EXERCISE DIRECTIONS: Output the data that follows exactly, line for line.

STORED ROWS:
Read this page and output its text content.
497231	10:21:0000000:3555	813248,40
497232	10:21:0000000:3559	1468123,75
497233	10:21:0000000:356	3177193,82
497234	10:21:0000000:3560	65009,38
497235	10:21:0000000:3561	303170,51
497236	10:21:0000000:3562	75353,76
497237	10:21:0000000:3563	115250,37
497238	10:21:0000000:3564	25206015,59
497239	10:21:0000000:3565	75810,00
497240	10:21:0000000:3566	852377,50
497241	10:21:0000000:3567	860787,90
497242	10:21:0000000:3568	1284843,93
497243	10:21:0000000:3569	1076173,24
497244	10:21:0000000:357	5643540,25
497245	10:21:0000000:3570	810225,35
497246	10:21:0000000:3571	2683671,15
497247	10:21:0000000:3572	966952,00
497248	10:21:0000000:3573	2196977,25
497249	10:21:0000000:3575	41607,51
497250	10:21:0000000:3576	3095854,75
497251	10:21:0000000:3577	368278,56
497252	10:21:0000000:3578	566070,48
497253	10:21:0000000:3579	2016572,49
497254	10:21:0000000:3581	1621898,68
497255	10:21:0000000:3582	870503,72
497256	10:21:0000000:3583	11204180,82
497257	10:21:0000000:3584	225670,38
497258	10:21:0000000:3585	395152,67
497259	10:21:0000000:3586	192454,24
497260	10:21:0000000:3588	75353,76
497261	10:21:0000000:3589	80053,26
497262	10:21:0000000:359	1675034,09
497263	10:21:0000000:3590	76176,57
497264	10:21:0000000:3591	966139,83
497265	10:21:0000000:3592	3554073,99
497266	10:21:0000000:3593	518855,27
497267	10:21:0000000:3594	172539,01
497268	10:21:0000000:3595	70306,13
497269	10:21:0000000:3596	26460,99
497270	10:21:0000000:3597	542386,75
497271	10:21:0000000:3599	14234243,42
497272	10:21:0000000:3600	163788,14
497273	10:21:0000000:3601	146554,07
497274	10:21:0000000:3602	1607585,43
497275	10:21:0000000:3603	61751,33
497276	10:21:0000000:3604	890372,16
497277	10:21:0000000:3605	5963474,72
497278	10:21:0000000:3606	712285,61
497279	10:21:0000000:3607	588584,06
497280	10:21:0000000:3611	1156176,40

RIGHT ANSWER:
Read this page and output its text content.
497231	10:21:0000000:3555	813248,40
497232	10:21:0000000:3559	1468123,75
497233	10:21:0000000:356	3177193,82
497234	10:21:0000000:3560	65009,38
497235	10:21:0000000:3561	303170,51
497236	10:21:0000000:3562	75353,76
497237	10:21:0000000:3563	115250,37
497238	10:21:0000000:3564	25206015,59
497239	10:21:0000000:3565	75810,00
497240	10:21:0000000:3566	852377,50
497241	10:21:0000000:3567	860787,90
497242	10:21:0000000:3568	1284843,93
497243	10:21:0000000:3569	1076173,24
497244	10:21:0000000:357	5643540,25
497245	10:21:0000000:3570	810225,35
497246	10:21:0000000:3571	2683671,15
497247	10:21:0000000:3572	966952,00
497248	10:21:0000000:3573	2196977,25
497249	10:21:0000000:3575	41607,51
497250	10:21:0000000:3576	3095854,75
497251	10:21:0000000:3577	368278,56
497252	10:21:0000000:3578	566070,48
497253	10:21:0000000:3579	2016572,49
497254	10:21:0000000:3581	1621898,68
497255	10:21:0000000:3582	870503,72
497256	10:21:0000000:3583	11204180,82
497257	10:21:0000000:3584	225670,38
497258	10:21:0000000:3585	395152,67
497259	10:21:0000000:3586	192454,24
497260	10:21:0000000:3588	75353,76
497261	10:21:0000000:3589	80053,26
497262	10:21:0000000:359	1675034,09
497263	10:21:0000000:3590	76176,57
497264	10:21:0000000:3591	966139,83
497265	10:21:0000000:3592	3554073,99
497266	10:21:0000000:3593	518855,27
497267	10:21:0000000:3594	172539,01
497268	10:21:0000000:3595	70306,13
497269	10:21:0000000:3596	26460,99
497270	10:21:0000000:3597	542386,75
497271	10:21:0000000:3599	14234243,42
497272	10:21:0000000:3600	163788,14
497273	10:21:0000000:3601	146554,07
497274	10:21:0000000:3602	1607585,43
497275	10:21:0000000:3603	61751,33
497276	10:21:0000000:3604	890372,16
497277	10:21:0000000:3605	5963474,72
497278	10:21:0000000:3606	712285,61
497279	10:21:0000000:3607	588584,06
497280	10:21:0000000:3611	1156176,40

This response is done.